** start of Dataset rows **

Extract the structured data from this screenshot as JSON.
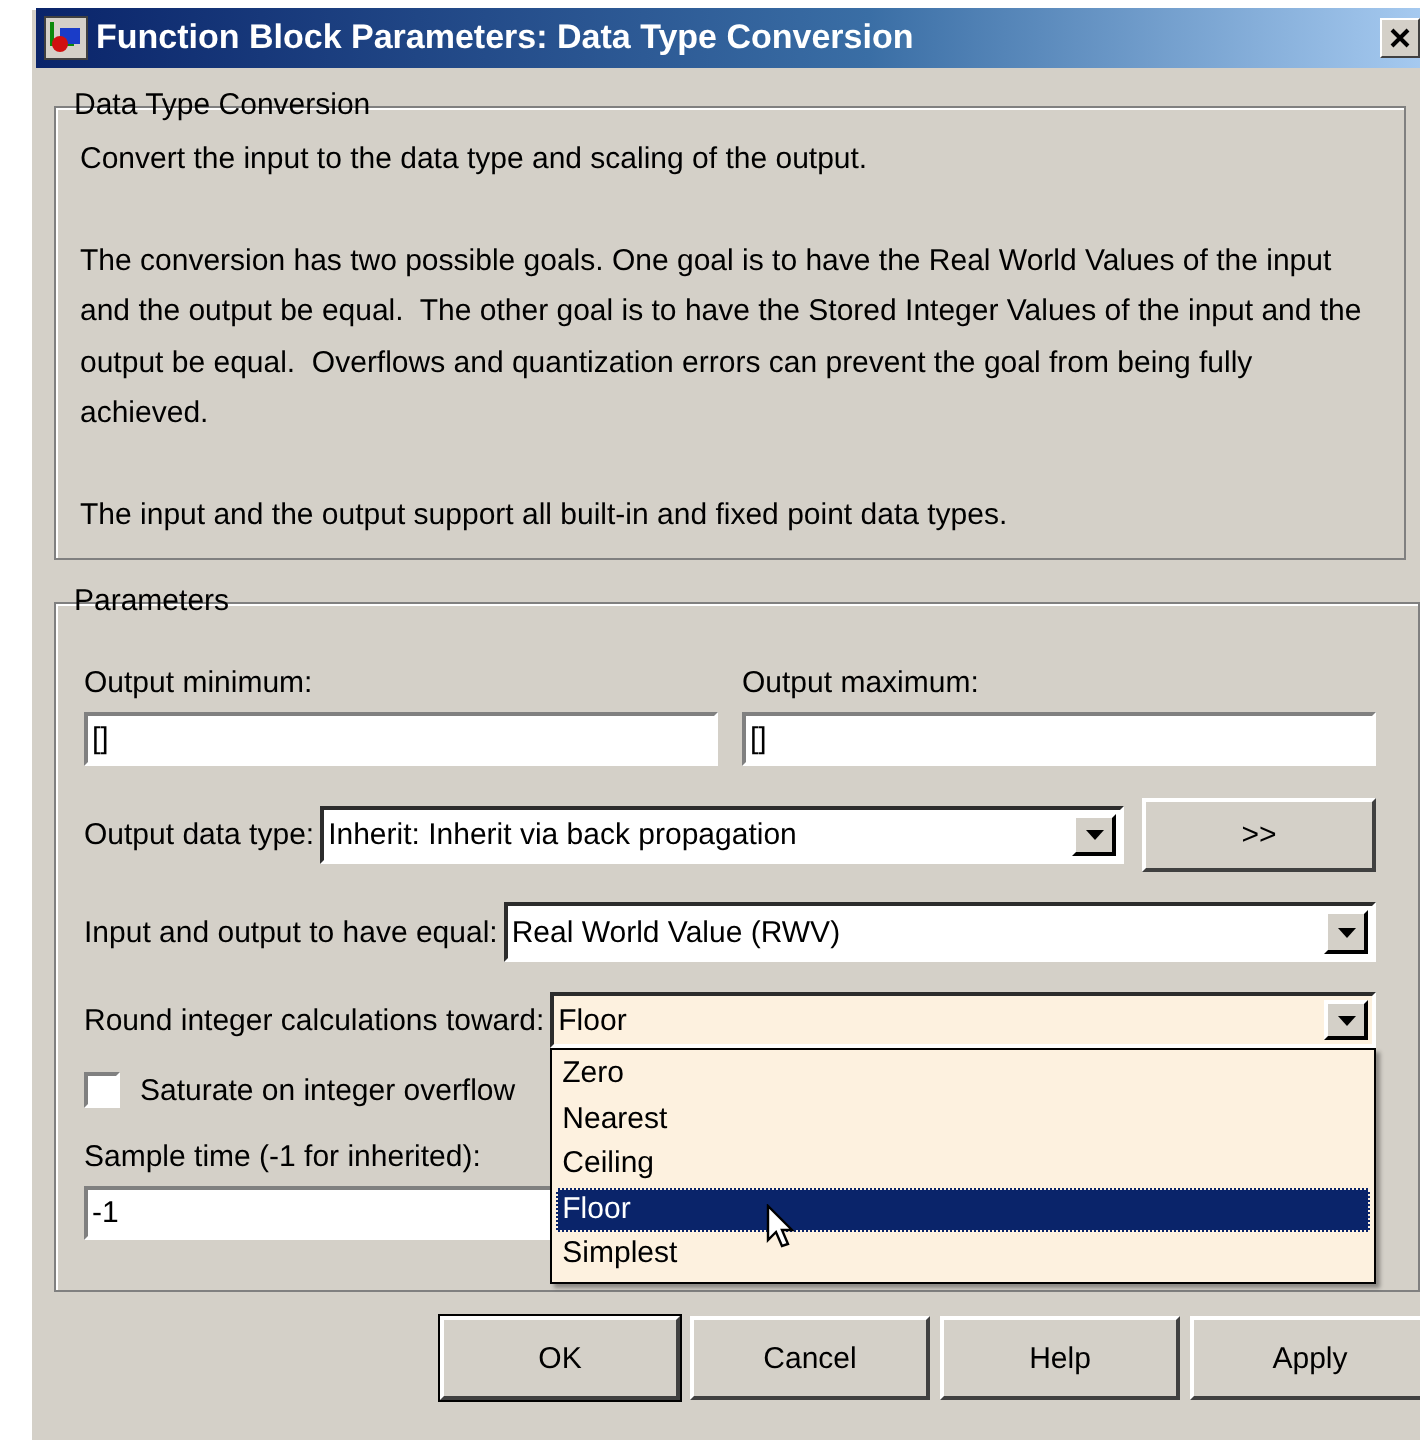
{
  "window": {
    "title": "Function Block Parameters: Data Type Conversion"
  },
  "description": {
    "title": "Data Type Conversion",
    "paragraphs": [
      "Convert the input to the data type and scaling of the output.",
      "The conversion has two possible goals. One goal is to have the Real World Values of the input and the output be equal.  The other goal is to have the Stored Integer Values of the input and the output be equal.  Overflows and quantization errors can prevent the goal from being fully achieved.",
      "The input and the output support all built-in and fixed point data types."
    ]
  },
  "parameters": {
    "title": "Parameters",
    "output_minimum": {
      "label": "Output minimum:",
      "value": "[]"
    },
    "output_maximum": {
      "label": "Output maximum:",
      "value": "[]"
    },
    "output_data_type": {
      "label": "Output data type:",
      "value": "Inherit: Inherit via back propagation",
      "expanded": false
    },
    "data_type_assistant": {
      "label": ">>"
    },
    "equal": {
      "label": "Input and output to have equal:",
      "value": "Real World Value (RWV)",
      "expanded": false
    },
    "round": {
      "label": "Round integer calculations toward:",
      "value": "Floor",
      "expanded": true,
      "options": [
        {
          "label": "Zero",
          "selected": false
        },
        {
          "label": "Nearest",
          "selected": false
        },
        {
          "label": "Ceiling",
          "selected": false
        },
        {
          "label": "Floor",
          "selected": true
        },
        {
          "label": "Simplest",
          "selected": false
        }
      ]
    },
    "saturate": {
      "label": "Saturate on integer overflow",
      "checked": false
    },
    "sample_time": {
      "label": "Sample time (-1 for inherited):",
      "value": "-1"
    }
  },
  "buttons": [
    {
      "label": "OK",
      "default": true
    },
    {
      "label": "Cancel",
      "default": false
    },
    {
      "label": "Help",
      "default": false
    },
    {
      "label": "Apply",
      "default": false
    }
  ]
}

** end of Dataset rows **
** start of Dataset rows **

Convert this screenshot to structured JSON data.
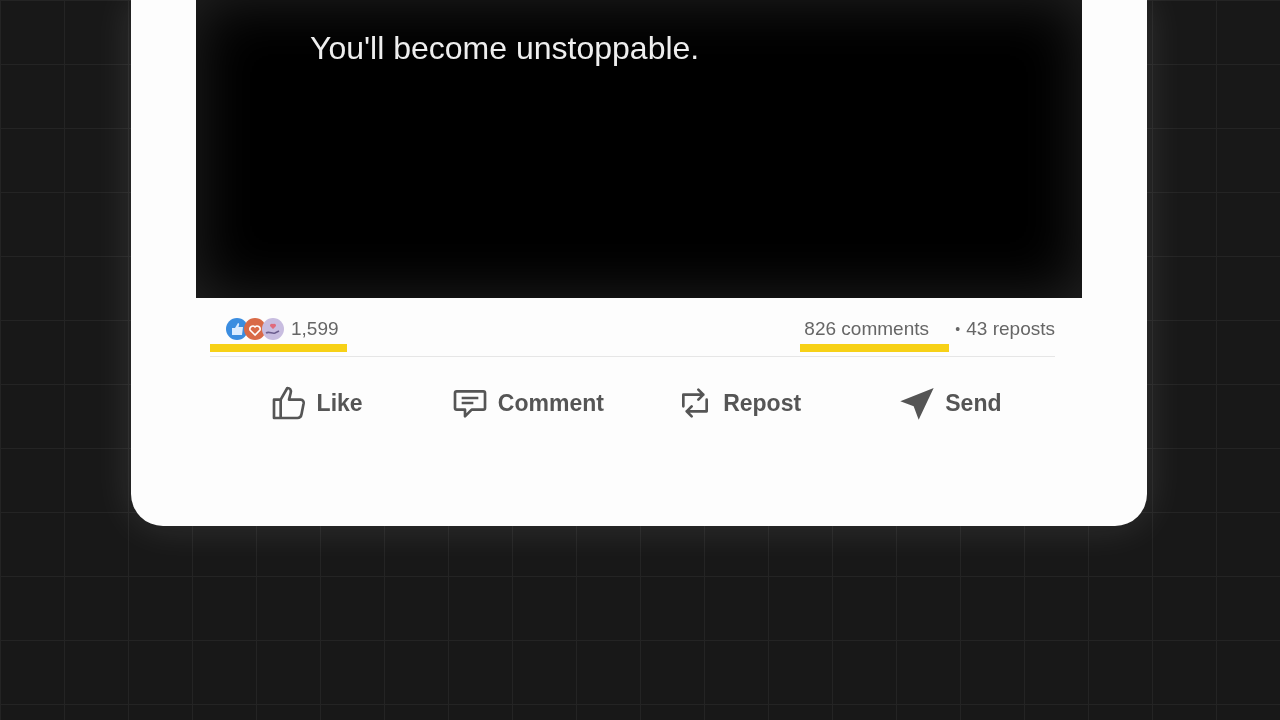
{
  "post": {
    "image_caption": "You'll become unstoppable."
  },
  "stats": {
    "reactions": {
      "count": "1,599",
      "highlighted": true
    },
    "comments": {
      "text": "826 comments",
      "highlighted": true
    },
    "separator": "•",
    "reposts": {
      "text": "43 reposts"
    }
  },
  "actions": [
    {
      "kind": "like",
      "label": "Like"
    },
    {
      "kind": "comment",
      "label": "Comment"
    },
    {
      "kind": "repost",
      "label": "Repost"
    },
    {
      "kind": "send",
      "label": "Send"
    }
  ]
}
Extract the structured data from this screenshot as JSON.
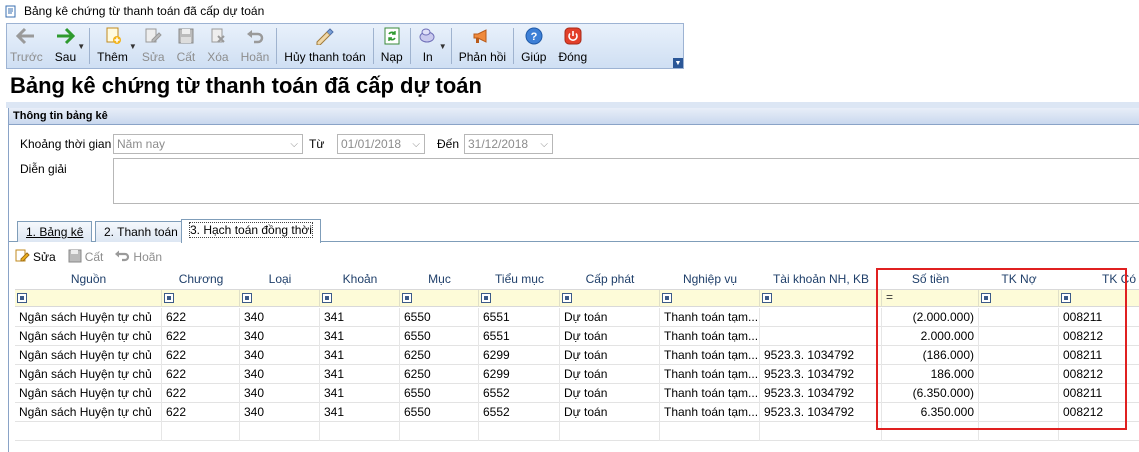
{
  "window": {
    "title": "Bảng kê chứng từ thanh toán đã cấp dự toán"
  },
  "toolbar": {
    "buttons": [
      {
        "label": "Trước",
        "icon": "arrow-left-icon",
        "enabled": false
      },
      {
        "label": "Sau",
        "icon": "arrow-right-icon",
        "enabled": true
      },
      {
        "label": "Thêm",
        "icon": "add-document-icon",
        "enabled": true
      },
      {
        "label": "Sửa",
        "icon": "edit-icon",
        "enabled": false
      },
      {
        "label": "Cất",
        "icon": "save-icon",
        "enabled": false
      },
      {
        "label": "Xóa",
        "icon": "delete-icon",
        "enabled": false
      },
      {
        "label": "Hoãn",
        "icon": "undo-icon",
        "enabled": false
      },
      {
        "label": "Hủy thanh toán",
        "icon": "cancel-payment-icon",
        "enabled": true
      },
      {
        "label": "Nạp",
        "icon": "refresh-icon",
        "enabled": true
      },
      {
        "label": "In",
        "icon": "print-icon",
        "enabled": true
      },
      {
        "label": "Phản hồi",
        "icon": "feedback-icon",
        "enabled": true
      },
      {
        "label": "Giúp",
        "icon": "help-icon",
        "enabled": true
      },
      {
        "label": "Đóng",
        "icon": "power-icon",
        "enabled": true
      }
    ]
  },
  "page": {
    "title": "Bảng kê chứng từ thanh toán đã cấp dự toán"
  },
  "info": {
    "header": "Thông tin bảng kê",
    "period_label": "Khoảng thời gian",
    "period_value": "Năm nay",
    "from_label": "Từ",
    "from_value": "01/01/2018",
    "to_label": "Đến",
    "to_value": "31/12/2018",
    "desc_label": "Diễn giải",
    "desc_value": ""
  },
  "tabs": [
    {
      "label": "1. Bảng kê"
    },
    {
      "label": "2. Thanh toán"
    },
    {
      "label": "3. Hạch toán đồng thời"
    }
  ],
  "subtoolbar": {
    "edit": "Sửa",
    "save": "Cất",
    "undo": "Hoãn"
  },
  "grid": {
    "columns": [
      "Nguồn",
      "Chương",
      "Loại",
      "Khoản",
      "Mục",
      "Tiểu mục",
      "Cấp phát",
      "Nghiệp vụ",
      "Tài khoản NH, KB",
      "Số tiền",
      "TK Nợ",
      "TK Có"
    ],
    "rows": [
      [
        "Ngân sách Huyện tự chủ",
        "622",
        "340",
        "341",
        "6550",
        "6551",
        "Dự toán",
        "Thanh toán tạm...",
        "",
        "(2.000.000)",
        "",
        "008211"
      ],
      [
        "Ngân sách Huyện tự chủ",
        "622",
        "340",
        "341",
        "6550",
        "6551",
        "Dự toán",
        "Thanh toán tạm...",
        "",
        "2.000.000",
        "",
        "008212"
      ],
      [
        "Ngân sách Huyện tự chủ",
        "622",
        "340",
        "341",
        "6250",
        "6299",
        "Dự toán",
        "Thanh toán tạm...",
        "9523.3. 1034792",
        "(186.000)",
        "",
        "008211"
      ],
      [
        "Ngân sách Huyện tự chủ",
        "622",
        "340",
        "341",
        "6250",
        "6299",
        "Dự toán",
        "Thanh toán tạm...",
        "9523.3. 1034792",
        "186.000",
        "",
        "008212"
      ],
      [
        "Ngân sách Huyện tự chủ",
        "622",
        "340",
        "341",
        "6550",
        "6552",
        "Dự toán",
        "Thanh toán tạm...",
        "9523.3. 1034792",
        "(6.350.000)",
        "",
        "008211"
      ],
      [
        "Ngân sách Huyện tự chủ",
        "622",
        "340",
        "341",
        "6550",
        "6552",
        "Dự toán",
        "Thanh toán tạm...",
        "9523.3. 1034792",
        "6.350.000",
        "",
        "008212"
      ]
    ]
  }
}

** end of Dataset rows **

> [Your goal]:
Within the data above, pick out all lines holding the word "kind".

> [Correct response]:
      "kind": "like",
      "kind": "comment",
      "kind": "repost",
      "kind": "send",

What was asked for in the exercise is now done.